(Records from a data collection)
***

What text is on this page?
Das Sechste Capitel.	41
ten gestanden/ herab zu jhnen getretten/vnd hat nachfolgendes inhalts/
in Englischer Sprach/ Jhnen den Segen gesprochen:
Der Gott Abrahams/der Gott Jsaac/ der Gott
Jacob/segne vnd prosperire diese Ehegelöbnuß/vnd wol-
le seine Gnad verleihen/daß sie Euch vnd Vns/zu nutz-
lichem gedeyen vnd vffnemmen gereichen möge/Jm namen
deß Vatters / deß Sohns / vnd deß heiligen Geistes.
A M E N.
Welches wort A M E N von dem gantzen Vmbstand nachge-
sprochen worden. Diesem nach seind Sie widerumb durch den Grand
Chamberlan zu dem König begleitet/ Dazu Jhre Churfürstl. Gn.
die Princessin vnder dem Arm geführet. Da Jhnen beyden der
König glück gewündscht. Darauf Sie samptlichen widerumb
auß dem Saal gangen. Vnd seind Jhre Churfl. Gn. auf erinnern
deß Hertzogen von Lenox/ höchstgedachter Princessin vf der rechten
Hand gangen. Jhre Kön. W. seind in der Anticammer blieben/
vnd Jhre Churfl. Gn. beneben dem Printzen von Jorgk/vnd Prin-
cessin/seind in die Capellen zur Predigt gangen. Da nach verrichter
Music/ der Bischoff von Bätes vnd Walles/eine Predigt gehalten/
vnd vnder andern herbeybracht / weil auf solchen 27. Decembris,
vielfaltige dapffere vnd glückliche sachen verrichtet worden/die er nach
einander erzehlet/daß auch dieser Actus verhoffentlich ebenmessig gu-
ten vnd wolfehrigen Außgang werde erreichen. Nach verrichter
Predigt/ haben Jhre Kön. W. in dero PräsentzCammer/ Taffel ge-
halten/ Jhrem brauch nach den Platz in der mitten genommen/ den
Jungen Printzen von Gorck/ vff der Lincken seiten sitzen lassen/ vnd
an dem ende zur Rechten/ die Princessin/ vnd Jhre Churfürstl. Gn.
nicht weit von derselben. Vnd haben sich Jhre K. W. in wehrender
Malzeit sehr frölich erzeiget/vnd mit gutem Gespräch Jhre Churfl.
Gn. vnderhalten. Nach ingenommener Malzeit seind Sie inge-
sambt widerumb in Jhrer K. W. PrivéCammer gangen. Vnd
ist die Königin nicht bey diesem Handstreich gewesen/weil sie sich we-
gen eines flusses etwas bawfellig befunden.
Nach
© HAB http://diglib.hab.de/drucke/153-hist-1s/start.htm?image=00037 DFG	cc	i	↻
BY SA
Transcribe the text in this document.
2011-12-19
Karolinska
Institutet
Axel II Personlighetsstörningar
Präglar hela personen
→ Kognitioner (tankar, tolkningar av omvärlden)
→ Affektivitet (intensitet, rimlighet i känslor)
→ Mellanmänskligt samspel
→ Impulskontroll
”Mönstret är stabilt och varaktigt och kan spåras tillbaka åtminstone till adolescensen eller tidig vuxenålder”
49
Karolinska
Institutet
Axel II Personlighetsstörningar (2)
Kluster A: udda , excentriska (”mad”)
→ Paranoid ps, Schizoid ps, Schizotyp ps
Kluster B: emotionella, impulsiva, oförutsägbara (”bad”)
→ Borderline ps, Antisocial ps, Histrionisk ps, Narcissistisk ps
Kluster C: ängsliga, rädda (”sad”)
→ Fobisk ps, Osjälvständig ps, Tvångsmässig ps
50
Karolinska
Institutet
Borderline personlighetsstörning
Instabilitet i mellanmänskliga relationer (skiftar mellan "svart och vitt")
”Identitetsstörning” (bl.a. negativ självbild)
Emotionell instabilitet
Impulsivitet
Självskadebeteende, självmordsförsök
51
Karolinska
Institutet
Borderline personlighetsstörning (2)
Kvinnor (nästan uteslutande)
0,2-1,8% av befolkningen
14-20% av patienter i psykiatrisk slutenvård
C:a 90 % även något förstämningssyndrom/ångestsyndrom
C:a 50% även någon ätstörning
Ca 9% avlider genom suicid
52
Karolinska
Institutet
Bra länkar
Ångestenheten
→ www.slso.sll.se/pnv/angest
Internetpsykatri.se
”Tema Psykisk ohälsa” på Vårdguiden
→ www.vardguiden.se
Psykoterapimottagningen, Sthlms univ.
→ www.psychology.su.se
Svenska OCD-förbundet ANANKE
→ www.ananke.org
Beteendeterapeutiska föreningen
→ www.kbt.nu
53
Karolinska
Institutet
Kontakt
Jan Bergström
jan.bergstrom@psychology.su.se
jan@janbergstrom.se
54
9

***

Your task →
As the exercise requires, copy out the data shown above word for word.

Response area →
What text is on this page?
Das Sechste Capitel.	41
ten gestanden/ herab zu jhnen getretten/vnd hat nachfolgendes inhalts/
in Englischer Sprach/ Jhnen den Segen gesprochen:
Der Gott Abrahams/der Gott Jsaac/ der Gott
Jacob/segne vnd prosperire diese Ehegelöbnuß/vnd wol-
le seine Gnad verleihen/daß sie Euch vnd Vns/zu nutz-
lichem gedeyen vnd vffnemmen gereichen möge/Jm namen
deß Vatters / deß Sohns / vnd deß heiligen Geistes.
A M E N.
Welches wort A M E N von dem gantzen Vmbstand nachge-
sprochen worden. Diesem nach seind Sie widerumb durch den Grand
Chamberlan zu dem König begleitet/ Dazu Jhre Churfürstl. Gn.
die Princessin vnder dem Arm geführet. Da Jhnen beyden der
König glück gewündscht. Darauf Sie samptlichen widerumb
auß dem Saal gangen. Vnd seind Jhre Churfl. Gn. auf erinnern
deß Hertzogen von Lenox/ höchstgedachter Princessin vf der rechten
Hand gangen. Jhre Kön. W. seind in der Anticammer blieben/
vnd Jhre Churfl. Gn. beneben dem Printzen von Jorgk/vnd Prin-
cessin/seind in die Capellen zur Predigt gangen. Da nach verrichter
Music/ der Bischoff von Bätes vnd Walles/eine Predigt gehalten/
vnd vnder andern herbeybracht / weil auf solchen 27. Decembris,
vielfaltige dapffere vnd glückliche sachen verrichtet worden/die er nach
einander erzehlet/daß auch dieser Actus verhoffentlich ebenmessig gu-
ten vnd wolfehrigen Außgang werde erreichen. Nach verrichter
Predigt/ haben Jhre Kön. W. in dero PräsentzCammer/ Taffel ge-
halten/ Jhrem brauch nach den Platz in der mitten genommen/ den
Jungen Printzen von Gorck/ vff der Lincken seiten sitzen lassen/ vnd
an dem ende zur Rechten/ die Princessin/ vnd Jhre Churfürstl. Gn.
nicht weit von derselben. Vnd haben sich Jhre K. W. in wehrender
Malzeit sehr frölich erzeiget/vnd mit gutem Gespräch Jhre Churfl.
Gn. vnderhalten. Nach ingenommener Malzeit seind Sie inge-
sambt widerumb in Jhrer K. W. PrivéCammer gangen. Vnd
ist die Königin nicht bey diesem Handstreich gewesen/weil sie sich we-
gen eines flusses etwas bawfellig befunden.
Nach
© HAB http://diglib.hab.de/drucke/153-hist-1s/start.htm?image=00037 DFG	cc	i	↻
BY SA
Transcribe the text in this document.
2011-12-19
Karolinska
Institutet
Axel II Personlighetsstörningar
Präglar hela personen
→ Kognitioner (tankar, tolkningar av omvärlden)
→ Affektivitet (intensitet, rimlighet i känslor)
→ Mellanmänskligt samspel
→ Impulskontroll
”Mönstret är stabilt och varaktigt och kan spåras tillbaka åtminstone till adolescensen eller tidig vuxenålder”
49
Karolinska
Institutet
Axel II Personlighetsstörningar (2)
Kluster A: udda , excentriska (”mad”)
→ Paranoid ps, Schizoid ps, Schizotyp ps
Kluster B: emotionella, impulsiva, oförutsägbara (”bad”)
→ Borderline ps, Antisocial ps, Histrionisk ps, Narcissistisk ps
Kluster C: ängsliga, rädda (”sad”)
→ Fobisk ps, Osjälvständig ps, Tvångsmässig ps
50
Karolinska
Institutet
Borderline personlighetsstörning
Instabilitet i mellanmänskliga relationer (skiftar mellan "svart och vitt")
”Identitetsstörning” (bl.a. negativ självbild)
Emotionell instabilitet
Impulsivitet
Självskadebeteende, självmordsförsök
51
Karolinska
Institutet
Borderline personlighetsstörning (2)
Kvinnor (nästan uteslutande)
0,2-1,8% av befolkningen
14-20% av patienter i psykiatrisk slutenvård
C:a 90 % även något förstämningssyndrom/ångestsyndrom
C:a 50% även någon ätstörning
Ca 9% avlider genom suicid
52
Karolinska
Institutet
Bra länkar
Ångestenheten
→ www.slso.sll.se/pnv/angest
Internetpsykatri.se
”Tema Psykisk ohälsa” på Vårdguiden
→ www.vardguiden.se
Psykoterapimottagningen, Sthlms univ.
→ www.psychology.su.se
Svenska OCD-förbundet ANANKE
→ www.ananke.org
Beteendeterapeutiska föreningen
→ www.kbt.nu
53
Karolinska
Institutet
Kontakt
Jan Bergström
jan.bergstrom@psychology.su.se
jan@janbergstrom.se
54
9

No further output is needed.